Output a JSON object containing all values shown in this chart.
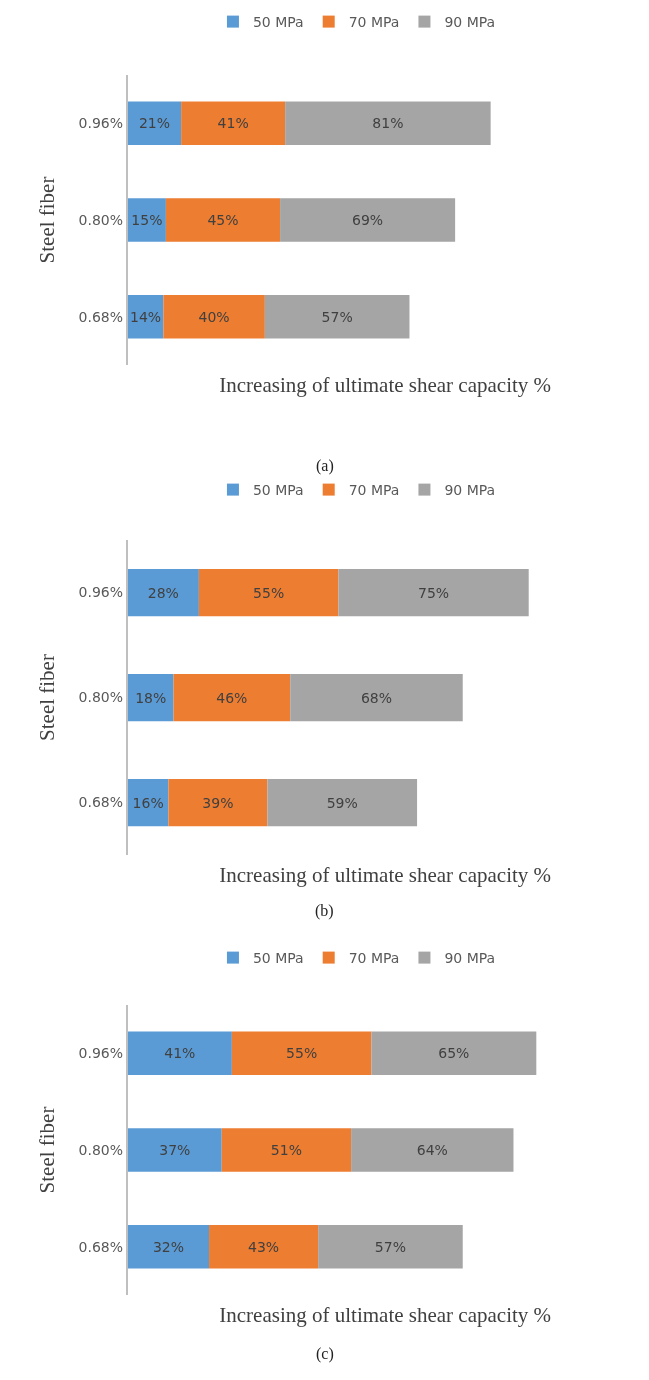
{
  "chart_data": [
    {
      "type": "bar",
      "orientation": "horizontal",
      "stacked": true,
      "categories": [
        "0.96%",
        "0.80%",
        "0.68%"
      ],
      "ylabel": "Steel fiber",
      "xlabel": "Increasing of ultimate shear capacity %",
      "annotations": [
        "(a)"
      ],
      "legend": "top",
      "tick_labels": "y",
      "series": [
        {
          "name": "50 MPa",
          "color": "#5b9bd5",
          "values": [
            21,
            15,
            14
          ],
          "value_labels": [
            "21%",
            "15%",
            "14%"
          ]
        },
        {
          "name": "70 MPa",
          "color": "#ed7d31",
          "values": [
            41,
            45,
            40
          ],
          "value_labels": [
            "41%",
            "45%",
            "40%"
          ]
        },
        {
          "name": "90 MPa",
          "color": "#a5a5a5",
          "values": [
            81,
            69,
            57
          ],
          "value_labels": [
            "81%",
            "69%",
            "57%"
          ]
        }
      ]
    },
    {
      "type": "bar",
      "orientation": "horizontal",
      "stacked": true,
      "categories": [
        "0.96%",
        "0.80%",
        "0.68%"
      ],
      "ylabel": "Steel fiber",
      "xlabel": "Increasing of ultimate shear capacity %",
      "annotations": [
        "(b)"
      ],
      "legend": "top",
      "tick_labels": "y",
      "series": [
        {
          "name": "50 MPa",
          "color": "#5b9bd5",
          "values": [
            28,
            18,
            16
          ],
          "value_labels": [
            "28%",
            "18%",
            "16%"
          ]
        },
        {
          "name": "70 MPa",
          "color": "#ed7d31",
          "values": [
            55,
            46,
            39
          ],
          "value_labels": [
            "55%",
            "46%",
            "39%"
          ]
        },
        {
          "name": "90 MPa",
          "color": "#a5a5a5",
          "values": [
            75,
            68,
            59
          ],
          "value_labels": [
            "75%",
            "68%",
            "59%"
          ]
        }
      ]
    },
    {
      "type": "bar",
      "orientation": "horizontal",
      "stacked": true,
      "categories": [
        "0.96%",
        "0.80%",
        "0.68%"
      ],
      "ylabel": "Steel fiber",
      "xlabel": "Increasing of ultimate shear capacity %",
      "annotations": [
        "(c)"
      ],
      "legend": "top",
      "tick_labels": "y",
      "series": [
        {
          "name": "50 MPa",
          "color": "#5b9bd5",
          "values": [
            41,
            37,
            32
          ],
          "value_labels": [
            "41%",
            "37%",
            "32%"
          ]
        },
        {
          "name": "70 MPa",
          "color": "#ed7d31",
          "values": [
            55,
            51,
            43
          ],
          "value_labels": [
            "55%",
            "51%",
            "43%"
          ]
        },
        {
          "name": "90 MPa",
          "color": "#a5a5a5",
          "values": [
            65,
            64,
            57
          ],
          "value_labels": [
            "65%",
            "64%",
            "57%"
          ]
        }
      ]
    }
  ]
}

Directive: The records above must be printed exactly; the pictures stay out.

The completed task:
Output a JSON object containing all values shown in this chart.
{
  "chart_data": [
    {
      "type": "bar",
      "orientation": "horizontal",
      "stacked": true,
      "categories": [
        "0.96%",
        "0.80%",
        "0.68%"
      ],
      "ylabel": "Steel fiber",
      "xlabel": "Increasing of ultimate shear capacity %",
      "annotations": [
        "(a)"
      ],
      "legend": "top",
      "tick_labels": "y",
      "series": [
        {
          "name": "50 MPa",
          "color": "#5b9bd5",
          "values": [
            21,
            15,
            14
          ],
          "value_labels": [
            "21%",
            "15%",
            "14%"
          ]
        },
        {
          "name": "70 MPa",
          "color": "#ed7d31",
          "values": [
            41,
            45,
            40
          ],
          "value_labels": [
            "41%",
            "45%",
            "40%"
          ]
        },
        {
          "name": "90 MPa",
          "color": "#a5a5a5",
          "values": [
            81,
            69,
            57
          ],
          "value_labels": [
            "81%",
            "69%",
            "57%"
          ]
        }
      ]
    },
    {
      "type": "bar",
      "orientation": "horizontal",
      "stacked": true,
      "categories": [
        "0.96%",
        "0.80%",
        "0.68%"
      ],
      "ylabel": "Steel fiber",
      "xlabel": "Increasing of ultimate shear capacity %",
      "annotations": [
        "(b)"
      ],
      "legend": "top",
      "tick_labels": "y",
      "series": [
        {
          "name": "50 MPa",
          "color": "#5b9bd5",
          "values": [
            28,
            18,
            16
          ],
          "value_labels": [
            "28%",
            "18%",
            "16%"
          ]
        },
        {
          "name": "70 MPa",
          "color": "#ed7d31",
          "values": [
            55,
            46,
            39
          ],
          "value_labels": [
            "55%",
            "46%",
            "39%"
          ]
        },
        {
          "name": "90 MPa",
          "color": "#a5a5a5",
          "values": [
            75,
            68,
            59
          ],
          "value_labels": [
            "75%",
            "68%",
            "59%"
          ]
        }
      ]
    },
    {
      "type": "bar",
      "orientation": "horizontal",
      "stacked": true,
      "categories": [
        "0.96%",
        "0.80%",
        "0.68%"
      ],
      "ylabel": "Steel fiber",
      "xlabel": "Increasing of ultimate shear capacity %",
      "annotations": [
        "(c)"
      ],
      "legend": "top",
      "tick_labels": "y",
      "series": [
        {
          "name": "50 MPa",
          "color": "#5b9bd5",
          "values": [
            41,
            37,
            32
          ],
          "value_labels": [
            "41%",
            "37%",
            "32%"
          ]
        },
        {
          "name": "70 MPa",
          "color": "#ed7d31",
          "values": [
            55,
            51,
            43
          ],
          "value_labels": [
            "55%",
            "51%",
            "43%"
          ]
        },
        {
          "name": "90 MPa",
          "color": "#a5a5a5",
          "values": [
            65,
            64,
            57
          ],
          "value_labels": [
            "65%",
            "64%",
            "57%"
          ]
        }
      ]
    }
  ]
}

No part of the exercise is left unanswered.